(Chart and figure data)
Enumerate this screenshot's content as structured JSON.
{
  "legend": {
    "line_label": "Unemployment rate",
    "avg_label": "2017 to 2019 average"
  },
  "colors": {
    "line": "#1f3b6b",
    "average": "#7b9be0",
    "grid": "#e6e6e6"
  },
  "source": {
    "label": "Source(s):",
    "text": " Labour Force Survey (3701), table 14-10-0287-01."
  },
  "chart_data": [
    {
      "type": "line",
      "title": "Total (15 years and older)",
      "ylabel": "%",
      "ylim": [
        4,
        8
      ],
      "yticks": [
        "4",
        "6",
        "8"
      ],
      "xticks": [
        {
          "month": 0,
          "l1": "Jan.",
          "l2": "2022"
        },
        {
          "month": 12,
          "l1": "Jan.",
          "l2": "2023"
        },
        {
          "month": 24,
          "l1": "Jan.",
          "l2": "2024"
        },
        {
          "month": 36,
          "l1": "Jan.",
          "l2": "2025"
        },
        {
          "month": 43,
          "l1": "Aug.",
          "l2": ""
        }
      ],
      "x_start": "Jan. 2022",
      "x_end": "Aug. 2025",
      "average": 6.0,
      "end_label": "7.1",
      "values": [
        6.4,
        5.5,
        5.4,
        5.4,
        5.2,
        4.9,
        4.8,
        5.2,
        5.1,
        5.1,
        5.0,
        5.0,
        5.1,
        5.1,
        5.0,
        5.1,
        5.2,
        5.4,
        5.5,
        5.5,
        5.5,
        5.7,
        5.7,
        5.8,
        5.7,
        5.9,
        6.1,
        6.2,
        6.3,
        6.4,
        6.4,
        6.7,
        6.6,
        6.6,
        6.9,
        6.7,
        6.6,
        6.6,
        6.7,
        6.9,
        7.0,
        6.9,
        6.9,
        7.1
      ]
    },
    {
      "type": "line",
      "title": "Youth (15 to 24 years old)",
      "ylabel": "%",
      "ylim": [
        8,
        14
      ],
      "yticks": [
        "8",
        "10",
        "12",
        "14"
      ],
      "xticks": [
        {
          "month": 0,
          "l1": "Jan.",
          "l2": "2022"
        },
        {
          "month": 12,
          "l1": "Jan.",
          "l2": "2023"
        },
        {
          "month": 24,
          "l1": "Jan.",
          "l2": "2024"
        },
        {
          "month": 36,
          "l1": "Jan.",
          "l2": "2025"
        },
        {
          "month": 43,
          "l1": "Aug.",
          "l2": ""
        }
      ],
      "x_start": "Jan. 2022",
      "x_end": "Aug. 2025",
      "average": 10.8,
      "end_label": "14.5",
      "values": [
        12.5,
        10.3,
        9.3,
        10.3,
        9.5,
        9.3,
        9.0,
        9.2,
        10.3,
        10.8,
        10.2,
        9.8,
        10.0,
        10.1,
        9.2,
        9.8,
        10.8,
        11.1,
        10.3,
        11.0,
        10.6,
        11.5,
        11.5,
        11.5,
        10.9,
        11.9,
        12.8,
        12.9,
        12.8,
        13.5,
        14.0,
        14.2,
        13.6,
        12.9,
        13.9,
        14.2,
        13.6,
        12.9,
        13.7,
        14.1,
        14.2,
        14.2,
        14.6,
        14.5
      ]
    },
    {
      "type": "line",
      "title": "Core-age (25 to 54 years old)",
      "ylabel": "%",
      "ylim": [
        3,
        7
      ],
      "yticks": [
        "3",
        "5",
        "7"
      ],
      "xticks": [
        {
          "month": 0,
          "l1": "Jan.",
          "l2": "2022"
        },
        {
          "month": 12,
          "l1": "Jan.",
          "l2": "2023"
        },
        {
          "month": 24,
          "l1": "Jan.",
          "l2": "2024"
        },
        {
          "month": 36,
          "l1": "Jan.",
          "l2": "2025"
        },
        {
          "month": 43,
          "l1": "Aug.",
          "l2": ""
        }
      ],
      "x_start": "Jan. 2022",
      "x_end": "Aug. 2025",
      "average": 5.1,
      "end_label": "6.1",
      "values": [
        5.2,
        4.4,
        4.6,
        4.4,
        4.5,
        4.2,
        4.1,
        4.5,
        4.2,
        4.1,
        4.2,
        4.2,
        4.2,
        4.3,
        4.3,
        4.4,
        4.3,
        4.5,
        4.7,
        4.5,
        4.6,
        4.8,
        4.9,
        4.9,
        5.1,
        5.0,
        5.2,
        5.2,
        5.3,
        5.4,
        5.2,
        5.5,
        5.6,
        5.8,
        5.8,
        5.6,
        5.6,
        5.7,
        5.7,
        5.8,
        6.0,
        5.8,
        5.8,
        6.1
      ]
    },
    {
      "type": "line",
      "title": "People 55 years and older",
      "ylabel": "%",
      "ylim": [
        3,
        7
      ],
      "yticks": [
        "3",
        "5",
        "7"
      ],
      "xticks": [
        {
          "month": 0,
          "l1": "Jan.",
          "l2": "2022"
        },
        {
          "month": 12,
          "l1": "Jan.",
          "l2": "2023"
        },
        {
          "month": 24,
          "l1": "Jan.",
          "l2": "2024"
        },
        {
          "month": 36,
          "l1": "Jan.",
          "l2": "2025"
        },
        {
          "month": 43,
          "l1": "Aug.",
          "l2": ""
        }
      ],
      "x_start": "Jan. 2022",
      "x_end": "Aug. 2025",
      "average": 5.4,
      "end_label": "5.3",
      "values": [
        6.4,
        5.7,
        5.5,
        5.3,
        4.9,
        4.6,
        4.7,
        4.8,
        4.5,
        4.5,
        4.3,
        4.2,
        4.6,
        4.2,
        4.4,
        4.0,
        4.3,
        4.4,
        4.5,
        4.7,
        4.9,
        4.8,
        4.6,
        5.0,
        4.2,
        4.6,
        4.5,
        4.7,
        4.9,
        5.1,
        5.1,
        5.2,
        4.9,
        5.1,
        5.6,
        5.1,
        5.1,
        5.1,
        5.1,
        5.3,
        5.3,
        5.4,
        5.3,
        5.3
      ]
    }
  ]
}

What you should do — Go through the entries above and count the lines containing the word "title"; give only that count.

Task solution — 4